__What you should do__:
Write out each record again exactly as it stands.

# Start of Material provided

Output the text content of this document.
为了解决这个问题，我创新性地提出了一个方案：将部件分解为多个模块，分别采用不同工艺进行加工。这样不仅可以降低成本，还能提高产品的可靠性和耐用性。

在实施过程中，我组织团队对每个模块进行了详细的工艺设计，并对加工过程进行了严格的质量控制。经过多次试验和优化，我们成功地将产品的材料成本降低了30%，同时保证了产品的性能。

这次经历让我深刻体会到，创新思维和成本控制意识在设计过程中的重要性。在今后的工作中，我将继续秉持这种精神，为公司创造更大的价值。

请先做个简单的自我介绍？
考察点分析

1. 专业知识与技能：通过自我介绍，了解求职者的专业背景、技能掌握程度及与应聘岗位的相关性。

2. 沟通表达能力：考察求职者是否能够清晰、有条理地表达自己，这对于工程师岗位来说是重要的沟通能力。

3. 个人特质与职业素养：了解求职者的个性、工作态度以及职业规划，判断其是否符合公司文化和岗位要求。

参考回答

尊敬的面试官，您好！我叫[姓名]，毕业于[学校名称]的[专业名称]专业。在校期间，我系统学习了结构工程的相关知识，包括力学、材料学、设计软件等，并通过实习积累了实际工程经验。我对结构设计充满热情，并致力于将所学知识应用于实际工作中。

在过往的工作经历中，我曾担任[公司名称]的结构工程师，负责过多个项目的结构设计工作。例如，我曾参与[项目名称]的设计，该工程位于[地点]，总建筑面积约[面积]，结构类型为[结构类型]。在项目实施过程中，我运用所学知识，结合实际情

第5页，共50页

# End of Material provided

__Response to the exercise__:
Output the text content of this document.
为了解决这个问题，我创新性地提出了一个方案：将部件分解为多个模块，分别采用不同工艺进行加工。这样不仅可以降低成本，还能提高产品的可靠性和耐用性。

在实施过程中，我组织团队对每个模块进行了详细的工艺设计，并对加工过程进行了严格的质量控制。经过多次试验和优化，我们成功地将产品的材料成本降低了30%，同时保证了产品的性能。

这次经历让我深刻体会到，创新思维和成本控制意识在设计过程中的重要性。在今后的工作中，我将继续秉持这种精神，为公司创造更大的价值。

请先做个简单的自我介绍？
考察点分析

1. 专业知识与技能：通过自我介绍，了解求职者的专业背景、技能掌握程度及与应聘岗位的相关性。

2. 沟通表达能力：考察求职者是否能够清晰、有条理地表达自己，这对于工程师岗位来说是重要的沟通能力。

3. 个人特质与职业素养：了解求职者的个性、工作态度以及职业规划，判断其是否符合公司文化和岗位要求。

参考回答

尊敬的面试官，您好！我叫[姓名]，毕业于[学校名称]的[专业名称]专业。在校期间，我系统学习了结构工程的相关知识，包括力学、材料学、设计软件等，并通过实习积累了实际工程经验。我对结构设计充满热情，并致力于将所学知识应用于实际工作中。

在过往的工作经历中，我曾担任[公司名称]的结构工程师，负责过多个项目的结构设计工作。例如，我曾参与[项目名称]的设计，该工程位于[地点]，总建筑面积约[面积]，结构类型为[结构类型]。在项目实施过程中，我运用所学知识，结合实际情

第5页，共50页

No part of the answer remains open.